Mes errances doivent paraître assez bizarres, du point de vu des conducteurs de voiture. Je m’arrête, j’attends que le file se mette en motion, je rebrousse chemin, je récupère, tout en essayant de n’avoir l’air de rien, comme le paysage. Je ne sais pas si c’est par pudeur, mais c’est une route que je fréquente, à des horaires assez habituels. Il se peut que je suis un personnage connu, dans les parages, pour cette seule tendance, alors que les autres véhicules restent mutuellement peu familiers, surtout que les couleurs noir et blanc et les formes très similaires rendent la tâche d’identification sans intérêt.

Mes errances vont plus loin. Je vois une rue parallèle sur laquelle je ne me suis pas encore aventuré, je m’y lance. C’est comme ça que j’ai trouvé une pièce de 2, oui je dis bien DEUX euros, sur une route que je n’ai jamais fréquenté auparavant. Juste parce que je suis allé voir ! Est-ce que je suis le seul collecteur de pièces comme ça, et qu’il eût fallu que moi, j’y passe, pour récupérer la pièce, restée plusieurs semaines sur place ?

Peut-être les détecteurs de métaux seront les premiers à utiliser des robots pour "tout prendre" et qu'ils ne sont pas passés par là parce que ce n'est pas sur google, encore.

Peut-être vaudrait-il mieux le considérer du point de vu de la volonté des parsemeurs de pièces – on les jette, on les perd, mais si la valeur est suffisante, on est plus attentif, on les retient et on les récupère. Dans des milliers de co-locs, un pot à pièces permet de condenser les pièces les plus humbles, comme leçon de vie, pour, dans un cas d’urgence, les compter et aller emmerder le commerçant du coin. Mais sinon, on les jette, on les perd, partout où on va. Quelle insouciance !

Mes errances, je le ressens, ressembleront probablement aux errances des fourmis ou des autres animaux qui cherchent du fourrage. Peut-être pas aux patrouilles des prédateurs, autour de leurs territoires – qui chercheront plutôt des points panoramiques, où l’on peut faire le guet, sentir le vent, écouter les sons. Ce sont, en tous cas, des « search patterns », ce qui n'est pas le cas pour les colonnes de voitures régimentées.

La route majeure sur laquelle je me trouve est dédiée à l’expédition à destination du maximum de véhicules par heure. Des « échoppes » essaient de choper le trafic au passage, en rajoutant des ronds-points aux ronds-points, des drives aux parkings, comme du camouflage culturel. Le rond-point du grand M a aussi son petit M, le Macdonalds, trois supermarchés, une salle de sports, un magasin de bricolage, … Le vacarme est terrible, jour et nuit les infra-sons nous vibrent.

DONNÉES SOURCES.
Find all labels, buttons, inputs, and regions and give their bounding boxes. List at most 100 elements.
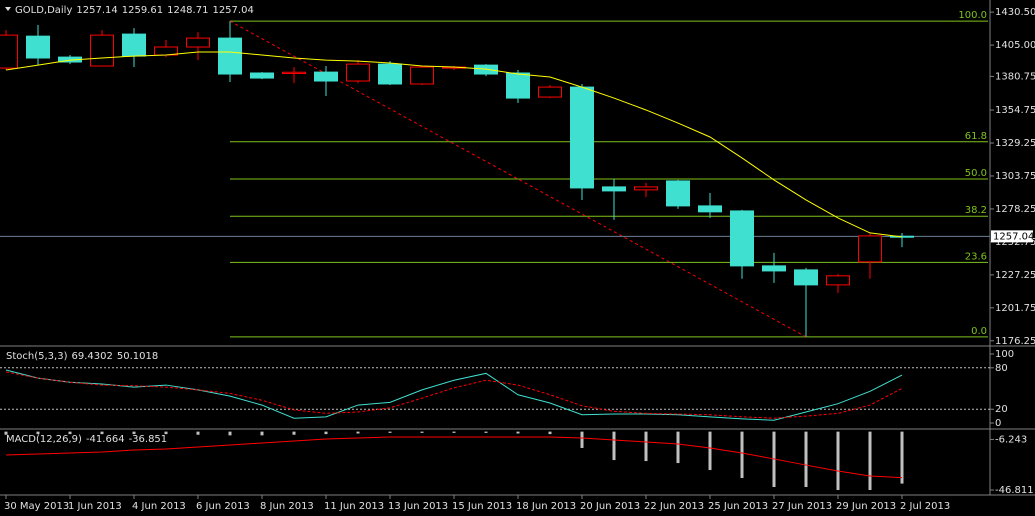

TRAVAIL DEMANDÉ.
(1) Dans le texte, reprenez en plus court, sous forme de liste, le paragraphe qui commence par « La route majeure sur laquelle je me trouve ». Gardez-en les faits principaux.
(2) Renvoyez mot pour mot le passage du texte qui commence à « La route majeure » et se termine à « infra-sons nous vibrent. ».
(3) Répondez à ces questions en vous appuyant sur le texte :
(a) Quelle pièce a été trouvée sur une route jamais empruntée auparavant ?
(b) Dans les colocations, à quoi sert le pot à pièces en cas d'urgence ?
(c) Combien de supermarchés y a-t-il au rond-point du grand M ?
Le matériel fourni n'a rien à voir avec le texte.

CORRIGÉ.
(1)
- La grande route sert à faire passer le plus de véhicules possible par heure.
- Des commerces tentent d'attirer le trafic en ajoutant des ronds-points et des drives aux parkings.
- Autour du rond-point du grand M, on trouve un McDonald's, trois supermarchés, une salle de sport et un magasin de bricolage.
- Le bruit est terrible jour et nuit, avec des infrasons qui font vibrer.

(2)
La route majeure sur laquelle je me trouve est dédiée à l’expédition à destination du maximum de véhicules par heure. Des « échoppes » essaient de choper le trafic au passage, en rajoutant des ronds-points aux ronds-points, des drives aux parkings, comme du camouflage culturel. Le rond-point du grand M a aussi son petit M, le Macdonalds, trois supermarchés, une salle de sports, un magasin de bricolage, … Le vacarme est terrible, jour et nuit les infra-sons nous vibrent.

(3)
(a) Une pièce de deux euros.
(b) À compter les pièces qui y ont été mises de côté, puis à aller les dépenser chez le commerçant du coin.
(c) Trois.